» **Entries**
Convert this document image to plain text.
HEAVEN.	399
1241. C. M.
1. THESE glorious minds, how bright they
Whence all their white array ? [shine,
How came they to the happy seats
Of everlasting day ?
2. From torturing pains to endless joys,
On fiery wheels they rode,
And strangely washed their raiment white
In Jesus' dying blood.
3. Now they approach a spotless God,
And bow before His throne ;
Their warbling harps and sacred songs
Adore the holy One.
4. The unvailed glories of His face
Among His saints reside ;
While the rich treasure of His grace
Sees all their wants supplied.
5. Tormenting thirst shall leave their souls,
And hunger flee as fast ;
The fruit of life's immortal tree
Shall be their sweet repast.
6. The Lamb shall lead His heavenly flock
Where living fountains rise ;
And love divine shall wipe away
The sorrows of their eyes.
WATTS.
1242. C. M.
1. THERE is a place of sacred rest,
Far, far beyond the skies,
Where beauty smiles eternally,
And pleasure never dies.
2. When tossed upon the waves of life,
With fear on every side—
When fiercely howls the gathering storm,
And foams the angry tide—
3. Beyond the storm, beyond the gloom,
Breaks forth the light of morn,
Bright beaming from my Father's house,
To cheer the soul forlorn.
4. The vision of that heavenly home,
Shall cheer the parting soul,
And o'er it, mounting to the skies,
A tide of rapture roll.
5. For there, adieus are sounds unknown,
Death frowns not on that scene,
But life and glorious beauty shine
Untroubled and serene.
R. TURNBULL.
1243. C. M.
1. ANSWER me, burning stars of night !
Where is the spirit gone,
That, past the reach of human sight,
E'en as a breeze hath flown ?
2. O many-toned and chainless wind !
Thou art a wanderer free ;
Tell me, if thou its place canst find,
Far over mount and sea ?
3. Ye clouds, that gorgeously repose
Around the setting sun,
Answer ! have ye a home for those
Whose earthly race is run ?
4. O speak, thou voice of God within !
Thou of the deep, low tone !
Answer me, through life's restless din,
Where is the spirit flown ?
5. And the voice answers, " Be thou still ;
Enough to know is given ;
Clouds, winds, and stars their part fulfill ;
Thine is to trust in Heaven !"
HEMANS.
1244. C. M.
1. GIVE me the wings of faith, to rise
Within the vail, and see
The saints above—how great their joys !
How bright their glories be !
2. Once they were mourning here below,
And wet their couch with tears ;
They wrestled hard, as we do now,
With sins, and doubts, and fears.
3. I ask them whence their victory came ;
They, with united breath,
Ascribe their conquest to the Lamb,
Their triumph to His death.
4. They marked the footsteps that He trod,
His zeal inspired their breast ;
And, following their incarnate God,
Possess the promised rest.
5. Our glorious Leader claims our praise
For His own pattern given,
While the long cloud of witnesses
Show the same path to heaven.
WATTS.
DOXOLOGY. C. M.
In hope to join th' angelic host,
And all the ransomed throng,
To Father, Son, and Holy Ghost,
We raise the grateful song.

» **Objective**
Pick out the lines above that hold the string "flown" and show them.

» **The completed task**
E'en as a breeze hath flown ?
Where is the spirit flown ?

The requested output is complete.